═════ RECORDS SHOWN ═════
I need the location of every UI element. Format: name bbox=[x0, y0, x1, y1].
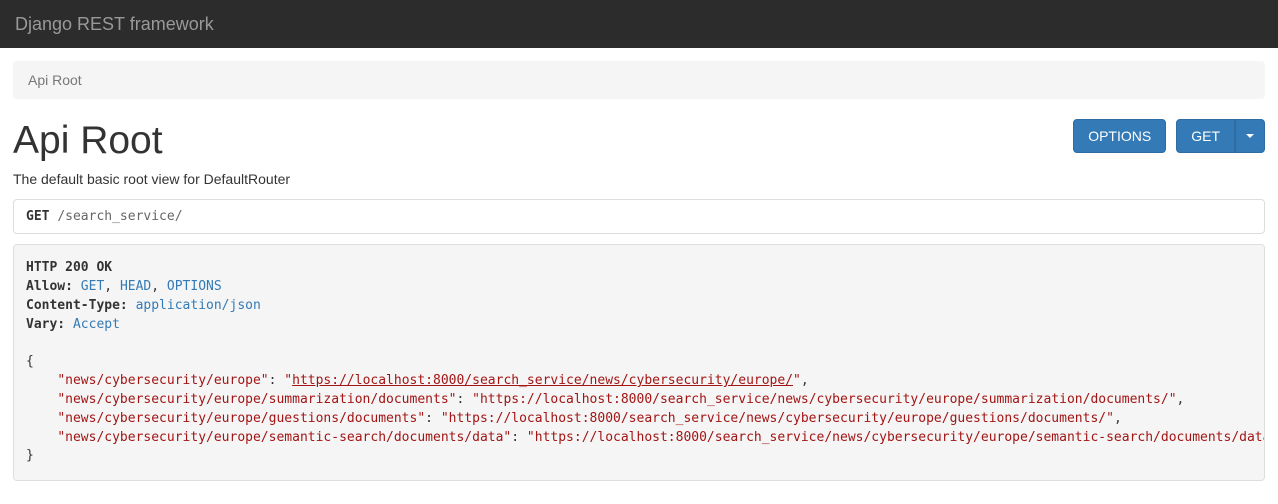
breadcrumb-current: Api Root bbox=[28, 72, 82, 88]
json-url-link[interactable]: https://localhost:8000/search_service/ne… bbox=[535, 430, 1265, 445]
json-value-quote: " bbox=[441, 411, 449, 426]
allow-value: OPTIONS bbox=[167, 279, 222, 294]
status-line: HTTP 200 OK bbox=[26, 260, 112, 275]
button-toolbar: OPTIONS GET bbox=[1073, 119, 1265, 153]
get-dropdown-toggle[interactable] bbox=[1235, 119, 1265, 153]
breadcrumb: Api Root bbox=[13, 61, 1265, 99]
request-path: /search_service/ bbox=[57, 209, 182, 224]
get-button[interactable]: GET bbox=[1176, 119, 1235, 153]
main-container: Api Root Api Root OPTIONS GET The defaul… bbox=[0, 48, 1278, 494]
content-type-value: application/json bbox=[136, 298, 261, 313]
json-value-quote: " bbox=[1169, 392, 1177, 407]
json-value-quote: " bbox=[472, 392, 480, 407]
request-method: GET bbox=[26, 209, 49, 224]
json-key: "news/cybersecurity/europe" bbox=[57, 373, 268, 388]
vary-value: Accept bbox=[73, 317, 120, 332]
json-url-link[interactable]: https://localhost:8000/search_service/ne… bbox=[449, 411, 1106, 426]
json-key: "news/cybersecurity/europe/summarization… bbox=[57, 392, 456, 407]
options-button[interactable]: OPTIONS bbox=[1073, 119, 1166, 153]
allow-value: GET bbox=[81, 279, 104, 294]
navbar-brand[interactable]: Django REST framework bbox=[15, 14, 214, 35]
json-value-quote: " bbox=[527, 430, 535, 445]
json-value-quote: " bbox=[1106, 411, 1114, 426]
json-key: "news/cybersecurity/europe/guestions/doc… bbox=[57, 411, 425, 426]
json-key: "news/cybersecurity/europe/semantic-sear… bbox=[57, 430, 511, 445]
json-value-quote: " bbox=[793, 373, 801, 388]
response-body: HTTP 200 OK Allow: GET, HEAD, OPTIONS Co… bbox=[13, 244, 1265, 481]
json-url-link[interactable]: https://localhost:8000/search_service/ne… bbox=[480, 392, 1169, 407]
page-description: The default basic root view for DefaultR… bbox=[13, 171, 1265, 187]
json-url-link[interactable]: https://localhost:8000/search_service/ne… bbox=[292, 373, 793, 388]
json-value-quote: " bbox=[284, 373, 292, 388]
request-line: GET /search_service/ bbox=[13, 199, 1265, 234]
page-title: Api Root bbox=[13, 119, 163, 163]
get-split-button: GET bbox=[1176, 119, 1265, 153]
chevron-down-icon bbox=[1246, 134, 1254, 138]
header-row: Api Root OPTIONS GET bbox=[13, 119, 1265, 163]
navbar: Django REST framework bbox=[0, 0, 1278, 48]
allow-value: HEAD bbox=[120, 279, 151, 294]
vary-label: Vary: bbox=[26, 317, 65, 332]
content-type-label: Content-Type: bbox=[26, 298, 128, 313]
allow-label: Allow: bbox=[26, 279, 73, 294]
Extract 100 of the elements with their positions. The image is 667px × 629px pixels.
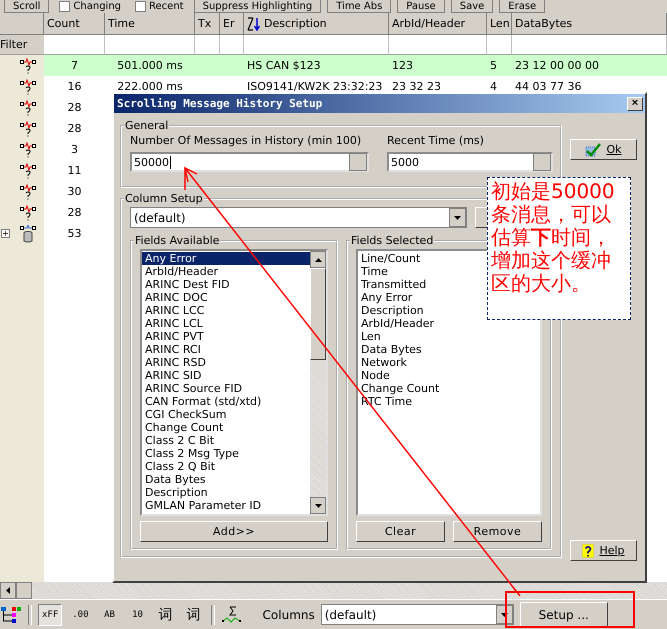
table-cell-text: 11 xyxy=(66,164,82,177)
message-icon xyxy=(20,78,36,94)
toolbar-button[interactable]: Suppress Highlighting xyxy=(194,0,322,13)
message-icon xyxy=(20,100,36,116)
checkbox[interactable] xyxy=(59,1,70,12)
list-item[interactable]: ARINC Source FID xyxy=(142,382,246,395)
toolbar-button[interactable]: Save xyxy=(450,0,494,13)
input-field[interactable]: 5000 xyxy=(387,152,553,172)
toolbar-button[interactable]: Erase xyxy=(499,0,546,13)
network-icon[interactable] xyxy=(0,606,22,624)
list-item[interactable]: CGI CheckSum xyxy=(142,408,230,421)
scroll-thumb[interactable] xyxy=(16,582,32,599)
list-item[interactable]: Transmitted xyxy=(358,278,430,291)
column-header[interactable]: Tx xyxy=(195,13,220,35)
table-cell-text: 23 12 00 00 00 xyxy=(514,59,600,72)
message-icon xyxy=(20,162,36,178)
list-item[interactable]: ARINC RSD xyxy=(142,356,209,369)
list-item[interactable]: Line/Count xyxy=(358,252,424,265)
checkmark-icon xyxy=(585,142,602,156)
column-header[interactable]: Count xyxy=(44,13,105,35)
list-button[interactable]: Clear xyxy=(356,521,445,542)
table-cell-text: 222.000 ms xyxy=(116,80,184,93)
format-button[interactable]: 词 xyxy=(154,604,177,626)
column-header[interactable]: Er xyxy=(220,13,244,35)
format-button[interactable]: AB xyxy=(98,604,121,626)
group-label: Fields Selected xyxy=(350,234,434,247)
list-box[interactable] xyxy=(140,249,328,516)
list-item[interactable]: Network xyxy=(358,356,410,369)
checkbox[interactable] xyxy=(135,1,146,12)
list-item[interactable]: ARINC LCL xyxy=(142,317,206,330)
list-item[interactable]: ARINC Dest FID xyxy=(142,278,233,291)
list-item[interactable]: Description xyxy=(142,486,211,499)
table-cell-text: 7 xyxy=(70,59,79,72)
format-button[interactable]: .00 xyxy=(68,604,93,626)
table-cell-text: 4 xyxy=(489,80,498,93)
column-header[interactable]: ArbId/Header xyxy=(389,13,487,35)
close-button[interactable]: × xyxy=(627,96,643,110)
format-button[interactable]: 10 xyxy=(126,604,149,626)
scroll-left-button[interactable] xyxy=(0,582,16,599)
checkbox-label: Changing xyxy=(73,1,122,12)
columns-label: Columns xyxy=(262,608,315,622)
columns-dropdown[interactable]: (default) xyxy=(320,604,514,625)
list-item[interactable]: Data Bytes xyxy=(358,343,425,356)
expand-toggle[interactable]: + xyxy=(1,229,10,238)
setup-button[interactable]: Setup ... xyxy=(520,602,608,628)
list-item[interactable]: GMLAN Parameter ID xyxy=(142,499,264,512)
list-item[interactable]: ARINC PVT xyxy=(142,330,207,343)
list-item[interactable]: ARINC LCC xyxy=(142,304,208,317)
table-cell-text: 5 xyxy=(489,59,498,72)
dialog-title: Scrolling Message History Setup xyxy=(117,97,322,110)
sort-icon xyxy=(247,16,261,30)
table-cell-text: 53 xyxy=(66,227,82,240)
left-arrow-icon xyxy=(6,587,10,594)
caret-icon xyxy=(500,612,508,616)
message-icon xyxy=(20,58,36,74)
format-button[interactable]: xFF xyxy=(38,604,62,626)
toolbar-button[interactable]: Scroll xyxy=(4,0,50,13)
list-item[interactable]: ARINC RCI xyxy=(142,343,204,356)
list-item[interactable]: CAN Format (std/xtd) xyxy=(142,395,264,408)
list-item[interactable]: Node xyxy=(358,369,393,382)
list-item[interactable]: ARINC DOC xyxy=(142,291,211,304)
checkbox-label: Recent xyxy=(149,1,184,12)
list-item[interactable]: Change Count xyxy=(358,382,442,395)
input-field[interactable]: 50000 xyxy=(130,152,369,172)
list-item[interactable]: Time xyxy=(358,265,391,278)
column-header[interactable]: Len xyxy=(487,13,512,35)
list-item[interactable]: Len xyxy=(358,330,384,343)
message-icon xyxy=(20,142,36,158)
list-item[interactable]: ArbId/Header xyxy=(358,317,438,330)
list-item[interactable]: Any Error xyxy=(142,252,310,265)
table-cell-text: 28 xyxy=(66,206,82,219)
list-item[interactable]: Class 2 Msg Type xyxy=(142,447,242,460)
list-item[interactable]: Class 2 Q Bit xyxy=(142,460,218,473)
table-cell-text: 30 xyxy=(66,185,82,198)
column-header[interactable]: Time xyxy=(105,13,195,35)
ok-button[interactable]: Ok xyxy=(570,139,637,160)
table-cell-text: 123 xyxy=(391,59,414,72)
preset-dropdown[interactable]: (default) xyxy=(130,207,467,228)
list-item[interactable]: ArbId/Header xyxy=(142,265,222,278)
column-header[interactable]: DataBytes xyxy=(512,13,667,35)
sigma-icon[interactable] xyxy=(220,606,243,624)
list-item[interactable]: ARINC SID xyxy=(142,369,205,382)
toolbar-button[interactable]: Time Abs xyxy=(327,0,392,13)
list-item[interactable]: Any Error xyxy=(358,291,416,304)
table-cell-text: 3 xyxy=(70,143,79,156)
scrollbar[interactable] xyxy=(310,251,326,514)
format-button[interactable]: 词 xyxy=(182,604,205,626)
toolbar-button[interactable]: Pause xyxy=(397,0,445,13)
group-label: Fields Available xyxy=(134,234,220,247)
caret-icon xyxy=(454,216,461,220)
list-item[interactable]: Class 2 C Bit xyxy=(142,434,218,447)
list-button[interactable]: Remove xyxy=(453,521,542,542)
field-label: Recent Time (ms) xyxy=(387,134,485,147)
add-button[interactable]: Add>> xyxy=(140,521,328,542)
list-item[interactable]: Change Count xyxy=(142,421,226,434)
column-header[interactable]: Description xyxy=(244,13,389,35)
list-item[interactable]: Data Bytes xyxy=(142,473,209,486)
up-arrow-icon xyxy=(314,258,322,262)
help-button[interactable]: Help xyxy=(570,540,637,561)
list-item[interactable]: Description xyxy=(358,304,427,317)
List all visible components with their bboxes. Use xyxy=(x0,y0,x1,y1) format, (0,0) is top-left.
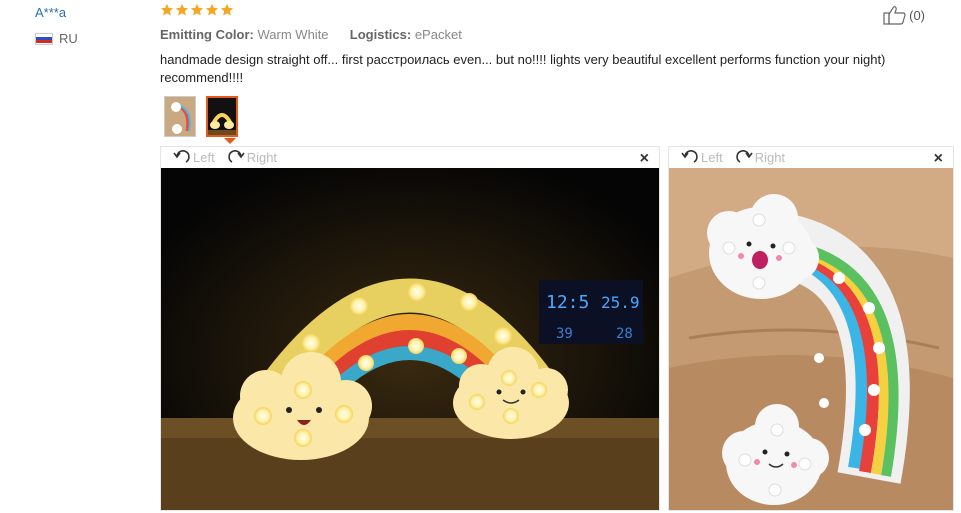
close-viewer-button[interactable]: × xyxy=(640,150,649,168)
review-text: handmade design straight off... first ра… xyxy=(160,52,886,85)
helpful-button[interactable]: (0) xyxy=(883,5,925,25)
review-photo-rainbow-lamp-unlit xyxy=(669,168,953,510)
review-attributes: Emitting Color: Warm White Logistics: eP… xyxy=(160,27,462,42)
viewer-toolbar: Left Right × xyxy=(669,147,953,168)
star-rating xyxy=(160,3,234,17)
photo-viewer-2: Left Right × xyxy=(668,146,954,511)
helpful-count: (0) xyxy=(909,7,925,23)
active-thumbnail-indicator xyxy=(224,138,236,144)
reviewer-name: A***a xyxy=(35,5,67,20)
rotate-right-button[interactable]: Right xyxy=(733,149,785,167)
rotate-left-icon xyxy=(173,149,190,163)
rotate-right-label: Right xyxy=(246,150,278,165)
country-code: RU xyxy=(59,31,78,46)
svg-text:25.9: 25.9 xyxy=(601,293,640,312)
rotate-right-icon xyxy=(227,149,245,163)
russia-flag-icon xyxy=(35,32,53,45)
rotate-left-button[interactable]: Left xyxy=(679,149,723,167)
attr-key-emitting-color: Emitting Color: xyxy=(160,27,254,42)
rotate-right-button[interactable]: Right xyxy=(225,149,277,167)
photo-thumbnail-2[interactable] xyxy=(206,96,238,137)
rotate-left-icon xyxy=(681,149,698,163)
rotate-right-label: Right xyxy=(754,150,786,165)
star-icon xyxy=(160,3,174,16)
viewer-toolbar: Left Right × xyxy=(161,147,659,168)
attr-key-logistics: Logistics: xyxy=(349,27,412,42)
attr-value-logistics: ePacket xyxy=(414,27,462,42)
reviewer-country: RU xyxy=(35,31,78,46)
rotate-left-label: Left xyxy=(193,150,215,165)
close-viewer-button[interactable]: × xyxy=(934,150,943,168)
photo-thumbnails xyxy=(164,96,238,137)
rotate-right-icon xyxy=(735,149,753,163)
svg-text:12:5: 12:5 xyxy=(546,292,589,313)
star-icon xyxy=(190,3,204,16)
star-icon xyxy=(220,3,234,16)
photo-thumbnail-1[interactable] xyxy=(164,96,196,137)
thumbs-up-icon xyxy=(883,6,906,25)
attr-value-emitting-color: Warm White xyxy=(257,27,329,42)
rotate-left-label: Left xyxy=(701,150,723,165)
photo-viewer-1: Left Right × 12:5 25.9 39 28 xyxy=(160,146,660,511)
svg-text:39: 39 xyxy=(556,326,573,342)
svg-text:28: 28 xyxy=(616,326,633,342)
review-photo-rainbow-lamp-lit: 12:5 25.9 39 28 xyxy=(161,168,659,510)
star-icon xyxy=(205,3,219,16)
star-icon xyxy=(175,3,189,16)
rotate-left-button[interactable]: Left xyxy=(171,149,215,167)
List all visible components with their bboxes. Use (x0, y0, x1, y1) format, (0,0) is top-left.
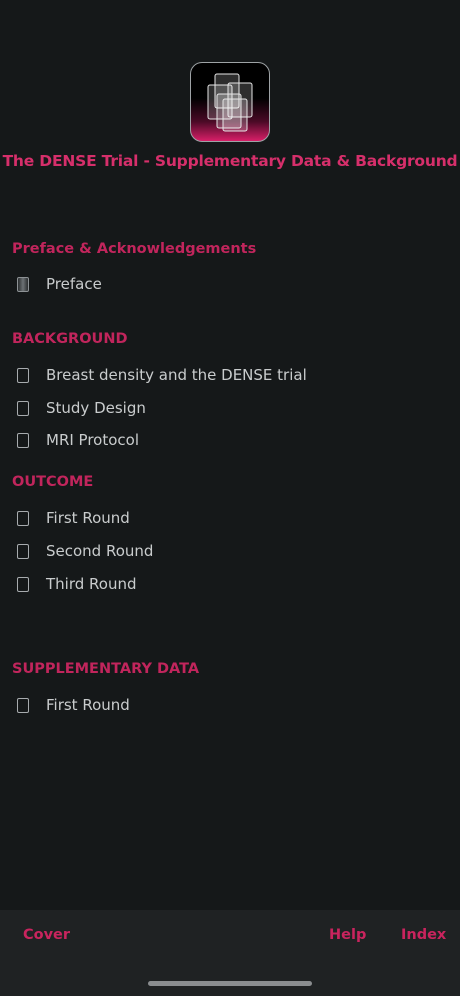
list-item-mri-protocol[interactable]: MRI Protocol (17, 428, 139, 452)
checkbox-active[interactable] (17, 276, 29, 292)
home-indicator[interactable] (148, 981, 312, 986)
checkbox[interactable] (17, 697, 29, 713)
item-label: Second Round (46, 542, 154, 560)
checkbox[interactable] (17, 432, 29, 448)
item-label: Third Round (46, 575, 137, 593)
list-item-outcome-second-round[interactable]: Second Round (17, 539, 153, 563)
checkbox[interactable] (17, 543, 29, 559)
index-button[interactable]: Index (401, 927, 446, 943)
list-item-breast-density[interactable]: Breast density and the DENSE trial (17, 363, 307, 387)
list-item-outcome-third-round[interactable]: Third Round (17, 572, 137, 596)
section-heading-preface: Preface & Acknowledgements (12, 241, 257, 257)
section-heading-supplementary-data: SUPPLEMENTARY DATA (12, 661, 200, 677)
list-item-preface[interactable]: Preface (17, 272, 102, 296)
app-logo-icon (190, 62, 270, 142)
item-label: First Round (46, 509, 130, 527)
section-heading-outcome: OUTCOME (12, 474, 94, 490)
checkbox[interactable] (17, 400, 29, 416)
item-label: MRI Protocol (46, 431, 140, 449)
checkbox[interactable] (17, 367, 29, 383)
checkbox[interactable] (17, 510, 29, 526)
item-label: First Round (46, 696, 130, 714)
item-label: Preface (46, 275, 102, 293)
list-item-study-design[interactable]: Study Design (17, 396, 146, 420)
bottom-toolbar: Cover Help Index (0, 910, 460, 996)
item-label: Study Design (46, 399, 146, 417)
item-label: Breast density and the DENSE trial (46, 366, 307, 384)
list-item-supplementary-first-round[interactable]: First Round (17, 693, 130, 717)
list-item-outcome-first-round[interactable]: First Round (17, 506, 130, 530)
help-button[interactable]: Help (329, 927, 366, 943)
app-title: The DENSE Trial - Supplementary Data & B… (2, 152, 458, 170)
section-heading-background: BACKGROUND (12, 331, 128, 347)
cover-button[interactable]: Cover (23, 927, 70, 943)
checkbox[interactable] (17, 576, 29, 592)
stacked-pages-icon (207, 73, 253, 132)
═════
WRITTEN PROBLEM => Copy out, word for word, the lines of the data from the one containing "close-viewer-button[interactable]: × xyxy=(640,150,649,168)" to the one containing "photo-viewer-2: Left Right", including both of those lines.

EXERCISE RESPONSE =>
close-viewer-button[interactable]: × xyxy=(640,150,649,168)
review-text: handmade design straight off... first ра… xyxy=(160,52,886,85)
helpful-button[interactable]: (0) xyxy=(883,5,925,25)
review-photo-rainbow-lamp-unlit xyxy=(669,168,953,510)
review-attributes: Emitting Color: Warm White Logistics: eP… xyxy=(160,27,462,42)
viewer-toolbar: Left Right × xyxy=(669,147,953,168)
star-rating xyxy=(160,3,234,17)
photo-viewer-2: Left Right × xyxy=(668,146,954,511)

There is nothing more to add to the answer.